- [YOUR INSTRUCTIONS] Work through the following lines and count those that hold the word "Beefeaters". Reply with that number only.
---------- THE INPUT ----------
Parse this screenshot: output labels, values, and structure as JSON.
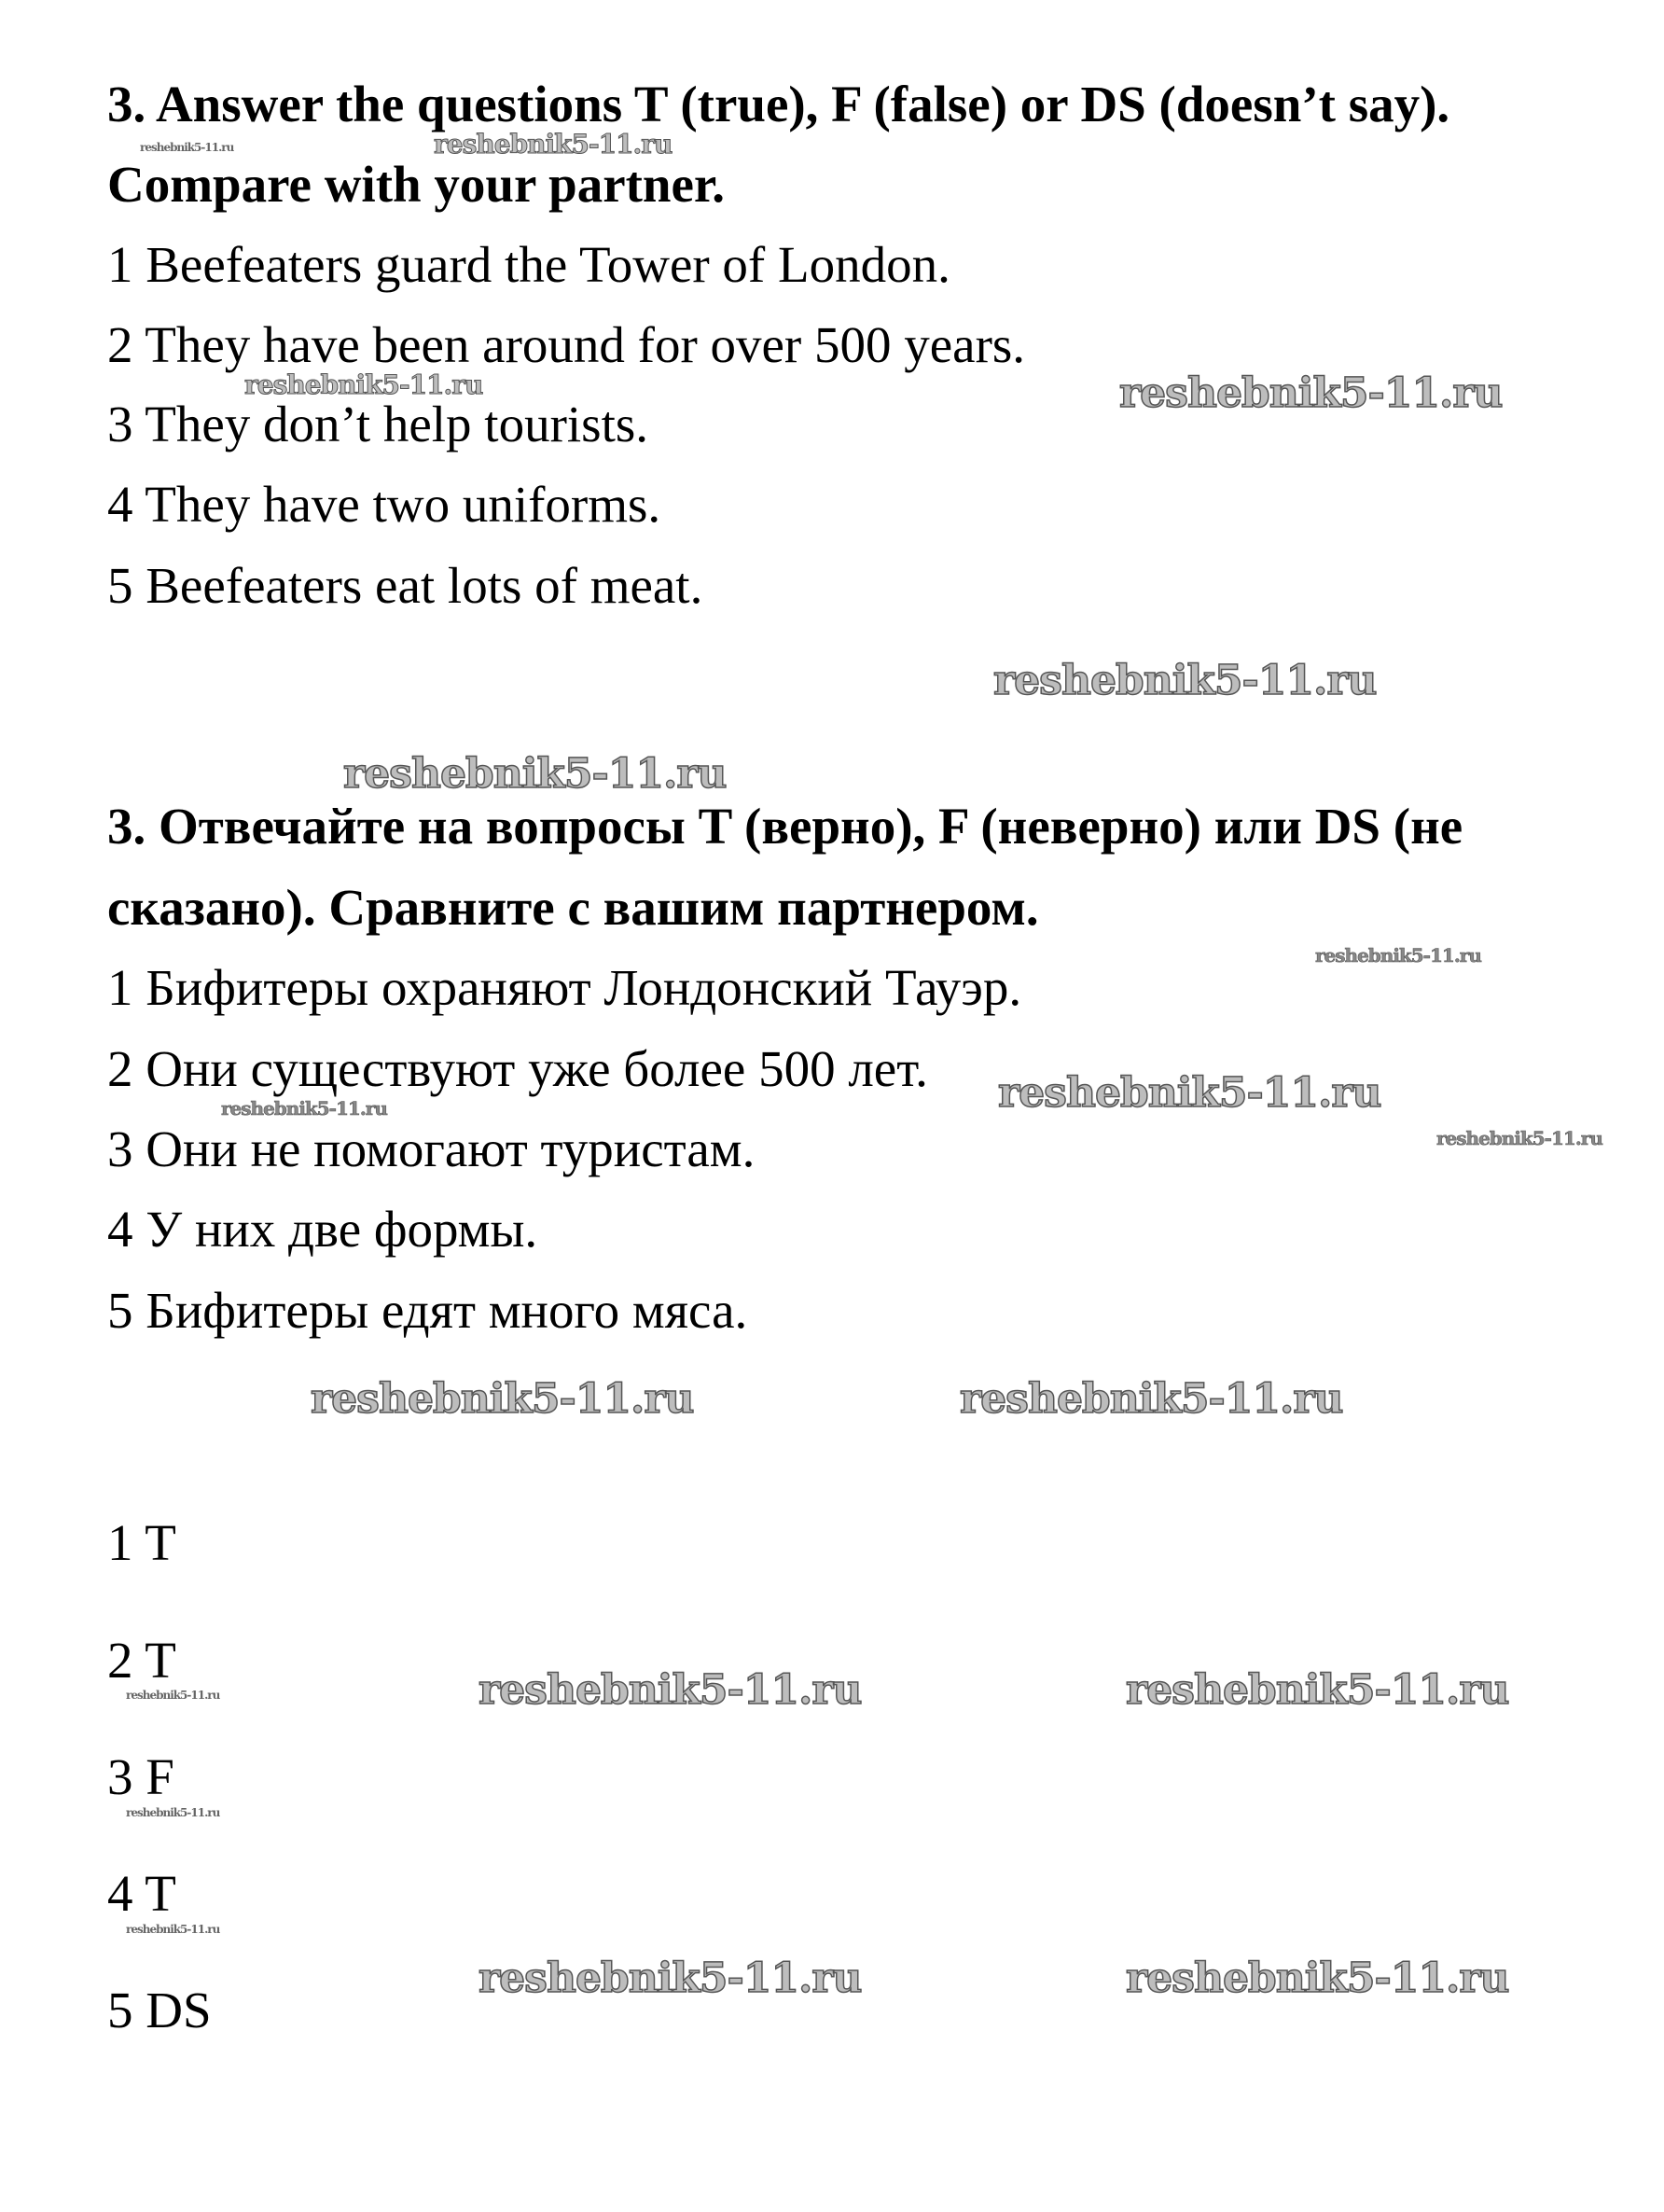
{
  "english": {
    "heading_line1": "3. Answer the questions T (true), F (false) or DS (doesn’t say).",
    "heading_line2": "Compare with your partner.",
    "items": [
      "1 Beefeaters guard the Tower of London.",
      "2 They have been around for over 500 years.",
      "3 They don’t help tourists.",
      "4 They have two uniforms.",
      "5 Beefeaters eat lots of meat."
    ]
  },
  "russian": {
    "heading_line1": "3. Отвечайте на вопросы T (верно), F (неверно) или DS (не",
    "heading_line2": "сказано). Сравните с вашим партнером.",
    "items": [
      "1 Бифитеры охраняют Лондонский Тауэр.",
      "2 Они существуют уже более 500 лет.",
      "3 Они не помогают туристам.",
      "4 У них две формы.",
      "5 Бифитеры едят много мяса."
    ]
  },
  "answers": [
    "1 T",
    "2 T",
    "3 F",
    "4 T",
    "5 DS"
  ],
  "watermark": "reshebnik5-11.ru"
}
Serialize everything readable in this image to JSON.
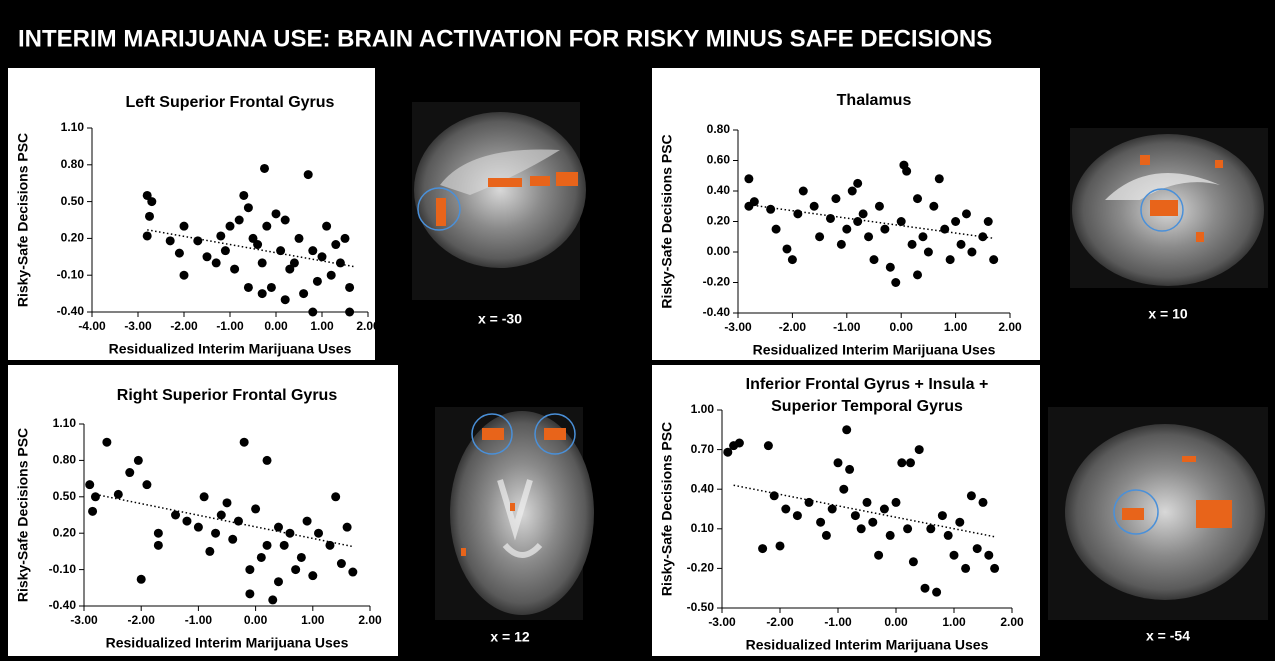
{
  "title": "INTERIM MARIJUANA USE: BRAIN ACTIVATION FOR RISKY MINUS SAFE DECISIONS",
  "chart_data": [
    {
      "type": "scatter",
      "title": "Left Superior Frontal Gyrus",
      "ylabel": "Risky-Safe Decisions PSC",
      "xlabel": "Residualized Interim Marijuana Uses",
      "color": "#000000",
      "xlim": [
        -4,
        2
      ],
      "xticks": [
        {
          "value": -4,
          "label": "-4.00"
        },
        {
          "value": -3,
          "label": "-3.00"
        },
        {
          "value": -2,
          "label": "-2.00"
        },
        {
          "value": -1,
          "label": "-1.00"
        },
        {
          "value": 0,
          "label": "0.00"
        },
        {
          "value": 1,
          "label": "1.00"
        },
        {
          "value": 2,
          "label": "2.00"
        }
      ],
      "ylim": [
        -0.4,
        1.1
      ],
      "yticks": [
        {
          "value": -0.4,
          "label": "-0.40"
        },
        {
          "value": -0.1,
          "label": "-0.10"
        },
        {
          "value": 0.2,
          "label": "0.20"
        },
        {
          "value": 0.5,
          "label": "0.50"
        },
        {
          "value": 0.8,
          "label": "0.80"
        },
        {
          "value": 1.1,
          "label": "1.10"
        }
      ],
      "x": [
        -2.8,
        -2.7,
        -2.8,
        -2.75,
        -2.3,
        -2.1,
        -2.0,
        -2.0,
        -1.7,
        -1.5,
        -1.3,
        -1.2,
        -1.1,
        -1.0,
        -0.9,
        -0.8,
        -0.7,
        -0.6,
        -0.5,
        -0.4,
        -0.3,
        -0.2,
        -0.1,
        0.0,
        0.1,
        0.2,
        0.3,
        0.4,
        0.5,
        0.6,
        0.7,
        0.8,
        0.9,
        1.0,
        1.1,
        1.2,
        1.3,
        1.4,
        1.5,
        1.6,
        -0.25,
        1.6,
        0.8,
        -0.6,
        -0.3,
        0.2
      ],
      "values": [
        0.55,
        0.5,
        0.22,
        0.38,
        0.18,
        0.08,
        0.3,
        -0.1,
        0.18,
        0.05,
        0.0,
        0.22,
        0.1,
        0.3,
        -0.05,
        0.35,
        0.55,
        0.45,
        0.2,
        0.15,
        0.0,
        0.3,
        -0.2,
        0.4,
        0.1,
        0.35,
        -0.05,
        0.0,
        0.2,
        -0.25,
        0.72,
        0.1,
        -0.15,
        0.05,
        0.3,
        -0.1,
        0.15,
        0.0,
        0.2,
        -0.4,
        0.77,
        -0.2,
        -0.4,
        -0.2,
        -0.25,
        -0.3
      ],
      "trendline": {
        "x": [
          -2.8,
          1.7
        ],
        "values": [
          0.27,
          -0.03
        ]
      }
    },
    {
      "type": "scatter",
      "title": "Thalamus",
      "ylabel": "Risky-Safe Decisions PSC",
      "xlabel": "Residualized Interim Marijuana Uses",
      "color": "#000000",
      "xlim": [
        -3,
        2
      ],
      "xticks": [
        {
          "value": -3,
          "label": "-3.00"
        },
        {
          "value": -2,
          "label": "-2.00"
        },
        {
          "value": -1,
          "label": "-1.00"
        },
        {
          "value": 0,
          "label": "0.00"
        },
        {
          "value": 1,
          "label": "1.00"
        },
        {
          "value": 2,
          "label": "2.00"
        }
      ],
      "ylim": [
        -0.4,
        0.8
      ],
      "yticks": [
        {
          "value": -0.4,
          "label": "-0.40"
        },
        {
          "value": -0.2,
          "label": "-0.20"
        },
        {
          "value": 0,
          "label": "0.00"
        },
        {
          "value": 0.2,
          "label": "0.20"
        },
        {
          "value": 0.4,
          "label": "0.40"
        },
        {
          "value": 0.6,
          "label": "0.60"
        },
        {
          "value": 0.8,
          "label": "0.80"
        }
      ],
      "x": [
        -2.8,
        -2.8,
        -2.7,
        -2.4,
        -2.3,
        -2.1,
        -2.0,
        -1.9,
        -1.8,
        -1.6,
        -1.5,
        -1.3,
        -1.2,
        -1.1,
        -1.0,
        -0.9,
        -0.8,
        -0.7,
        -0.6,
        -0.5,
        -0.4,
        -0.3,
        -0.2,
        -0.1,
        0.0,
        0.05,
        0.1,
        0.2,
        0.3,
        0.4,
        0.5,
        0.6,
        0.7,
        0.8,
        0.9,
        1.0,
        1.1,
        1.2,
        1.3,
        1.5,
        1.6,
        1.7,
        -0.8,
        0.3
      ],
      "values": [
        0.48,
        0.3,
        0.33,
        0.28,
        0.15,
        0.02,
        -0.05,
        0.25,
        0.4,
        0.3,
        0.1,
        0.22,
        0.35,
        0.05,
        0.15,
        0.4,
        0.2,
        0.25,
        0.1,
        -0.05,
        0.3,
        0.15,
        -0.1,
        -0.2,
        0.2,
        0.57,
        0.53,
        0.05,
        0.35,
        0.1,
        0.0,
        0.3,
        0.48,
        0.15,
        -0.05,
        0.2,
        0.05,
        0.25,
        0.0,
        0.1,
        0.2,
        -0.05,
        0.45,
        -0.15
      ],
      "trendline": {
        "x": [
          -2.8,
          1.7
        ],
        "values": [
          0.31,
          0.09
        ]
      }
    },
    {
      "type": "scatter",
      "title": "Right Superior Frontal Gyrus",
      "ylabel": "Risky-Safe Decisions PSC",
      "xlabel": "Residualized Interim Marijuana Uses",
      "color": "#000000",
      "xlim": [
        -3,
        2
      ],
      "xticks": [
        {
          "value": -3,
          "label": "-3.00"
        },
        {
          "value": -2,
          "label": "-2.00"
        },
        {
          "value": -1,
          "label": "-1.00"
        },
        {
          "value": 0,
          "label": "0.00"
        },
        {
          "value": 1,
          "label": "1.00"
        },
        {
          "value": 2,
          "label": "2.00"
        }
      ],
      "ylim": [
        -0.4,
        1.1
      ],
      "yticks": [
        {
          "value": -0.4,
          "label": "-0.40"
        },
        {
          "value": -0.1,
          "label": "-0.10"
        },
        {
          "value": 0.2,
          "label": "0.20"
        },
        {
          "value": 0.5,
          "label": "0.50"
        },
        {
          "value": 0.8,
          "label": "0.80"
        },
        {
          "value": 1.1,
          "label": "1.10"
        }
      ],
      "x": [
        -2.9,
        -2.85,
        -2.8,
        -2.6,
        -2.4,
        -2.2,
        -2.05,
        -2.0,
        -1.9,
        -1.7,
        -1.7,
        -1.4,
        -1.2,
        -1.0,
        -0.9,
        -0.8,
        -0.7,
        -0.6,
        -0.5,
        -0.4,
        -0.3,
        -0.2,
        -0.1,
        0.0,
        0.1,
        0.2,
        0.3,
        0.4,
        0.5,
        0.6,
        0.7,
        0.8,
        0.9,
        1.0,
        1.1,
        1.3,
        1.4,
        1.5,
        1.6,
        1.7,
        0.2,
        -0.1,
        0.4
      ],
      "values": [
        0.6,
        0.38,
        0.5,
        0.95,
        0.52,
        0.7,
        0.8,
        -0.18,
        0.6,
        0.1,
        0.2,
        0.35,
        0.3,
        0.25,
        0.5,
        0.05,
        0.2,
        0.35,
        0.45,
        0.15,
        0.3,
        0.95,
        -0.1,
        0.4,
        0.0,
        0.1,
        -0.35,
        0.25,
        0.1,
        0.2,
        -0.1,
        0.0,
        0.3,
        -0.15,
        0.2,
        0.1,
        0.5,
        -0.05,
        0.25,
        -0.12,
        0.8,
        -0.3,
        -0.2
      ],
      "trendline": {
        "x": [
          -2.8,
          1.7
        ],
        "values": [
          0.52,
          0.09
        ]
      }
    },
    {
      "type": "scatter",
      "title": [
        "Inferior Frontal Gyrus + Insula +",
        "Superior Temporal Gyrus"
      ],
      "ylabel": "Risky-Safe Decisions PSC",
      "xlabel": "Residualized Interim Marijuana Uses",
      "color": "#000000",
      "xlim": [
        -3,
        2
      ],
      "xticks": [
        {
          "value": -3,
          "label": "-3.00"
        },
        {
          "value": -2,
          "label": "-2.00"
        },
        {
          "value": -1,
          "label": "-1.00"
        },
        {
          "value": 0,
          "label": "0.00"
        },
        {
          "value": 1,
          "label": "1.00"
        },
        {
          "value": 2,
          "label": "2.00"
        }
      ],
      "ylim": [
        -0.5,
        1.0
      ],
      "yticks": [
        {
          "value": -0.5,
          "label": "-0.50"
        },
        {
          "value": -0.2,
          "label": "-0.20"
        },
        {
          "value": 0.1,
          "label": "0.10"
        },
        {
          "value": 0.4,
          "label": "0.40"
        },
        {
          "value": 0.7,
          "label": "0.70"
        },
        {
          "value": 1.0,
          "label": "1.00"
        }
      ],
      "x": [
        -2.9,
        -2.8,
        -2.7,
        -2.2,
        -2.3,
        -2.1,
        -2.0,
        -1.9,
        -1.7,
        -1.5,
        -1.3,
        -1.2,
        -1.1,
        -1.0,
        -0.9,
        -0.8,
        -0.7,
        -0.6,
        -0.5,
        -0.4,
        -0.3,
        -0.2,
        -0.1,
        0.0,
        0.1,
        0.2,
        0.3,
        0.4,
        0.5,
        0.6,
        0.7,
        0.8,
        0.9,
        1.0,
        1.1,
        1.2,
        1.3,
        1.4,
        1.5,
        1.6,
        1.7,
        -0.85,
        0.25
      ],
      "values": [
        0.68,
        0.73,
        0.75,
        0.73,
        -0.05,
        0.35,
        -0.03,
        0.25,
        0.2,
        0.3,
        0.15,
        0.05,
        0.25,
        0.6,
        0.4,
        0.55,
        0.2,
        0.1,
        0.3,
        0.15,
        -0.1,
        0.25,
        0.05,
        0.3,
        0.6,
        0.1,
        -0.15,
        0.7,
        -0.35,
        0.1,
        -0.38,
        0.2,
        0.05,
        -0.1,
        0.15,
        -0.2,
        0.35,
        -0.05,
        0.3,
        -0.1,
        -0.2,
        0.85,
        0.6
      ],
      "trendline": {
        "x": [
          -2.8,
          1.7
        ],
        "values": [
          0.43,
          0.04
        ]
      }
    }
  ],
  "images": [
    {
      "label": "x = -30"
    },
    {
      "label": "x = 10"
    },
    {
      "label": "x = 12"
    },
    {
      "label": "x = -54"
    }
  ]
}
----------
- [RESULT OF THE EXERCISE] 2